**Stated exercise**
Beneath this sentence is a set of records; write each of them out exactly.

**Data to process**

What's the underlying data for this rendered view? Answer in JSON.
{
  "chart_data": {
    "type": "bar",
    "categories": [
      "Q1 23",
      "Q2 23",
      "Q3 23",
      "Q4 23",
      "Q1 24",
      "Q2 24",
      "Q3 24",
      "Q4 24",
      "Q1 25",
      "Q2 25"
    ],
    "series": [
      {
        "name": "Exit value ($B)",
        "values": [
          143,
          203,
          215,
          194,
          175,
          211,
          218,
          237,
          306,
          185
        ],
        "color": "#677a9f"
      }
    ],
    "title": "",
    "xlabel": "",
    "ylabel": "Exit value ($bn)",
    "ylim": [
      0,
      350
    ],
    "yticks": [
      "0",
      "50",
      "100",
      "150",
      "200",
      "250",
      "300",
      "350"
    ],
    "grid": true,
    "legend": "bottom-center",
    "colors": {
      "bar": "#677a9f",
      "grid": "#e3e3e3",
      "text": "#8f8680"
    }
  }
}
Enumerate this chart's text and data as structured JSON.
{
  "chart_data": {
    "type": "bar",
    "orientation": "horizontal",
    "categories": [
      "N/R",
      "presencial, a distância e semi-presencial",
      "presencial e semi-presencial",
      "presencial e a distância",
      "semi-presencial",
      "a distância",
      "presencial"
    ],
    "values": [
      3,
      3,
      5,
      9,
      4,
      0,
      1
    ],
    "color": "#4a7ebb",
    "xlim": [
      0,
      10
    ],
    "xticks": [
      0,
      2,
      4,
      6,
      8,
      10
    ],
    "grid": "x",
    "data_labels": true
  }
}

**Response to the task**
What's the underlying data for this rendered view? Answer in JSON.
{
  "chart_data": {
    "type": "bar",
    "categories": [
      "Q1 23",
      "Q2 23",
      "Q3 23",
      "Q4 23",
      "Q1 24",
      "Q2 24",
      "Q3 24",
      "Q4 24",
      "Q1 25",
      "Q2 25"
    ],
    "series": [
      {
        "name": "Exit value ($B)",
        "values": [
          143,
          203,
          215,
          194,
          175,
          211,
          218,
          237,
          306,
          185
        ],
        "color": "#677a9f"
      }
    ],
    "title": "",
    "xlabel": "",
    "ylabel": "Exit value ($bn)",
    "ylim": [
      0,
      350
    ],
    "yticks": [
      "0",
      "50",
      "100",
      "150",
      "200",
      "250",
      "300",
      "350"
    ],
    "grid": true,
    "legend": "bottom-center",
    "colors": {
      "bar": "#677a9f",
      "grid": "#e3e3e3",
      "text": "#8f8680"
    }
  }
}
Enumerate this chart's text and data as structured JSON.
{
  "chart_data": {
    "type": "bar",
    "orientation": "horizontal",
    "categories": [
      "N/R",
      "presencial, a distância e semi-presencial",
      "presencial e semi-presencial",
      "presencial e a distância",
      "semi-presencial",
      "a distância",
      "presencial"
    ],
    "values": [
      3,
      3,
      5,
      9,
      4,
      0,
      1
    ],
    "color": "#4a7ebb",
    "xlim": [
      0,
      10
    ],
    "xticks": [
      0,
      2,
      4,
      6,
      8,
      10
    ],
    "grid": "x",
    "data_labels": true
  }
}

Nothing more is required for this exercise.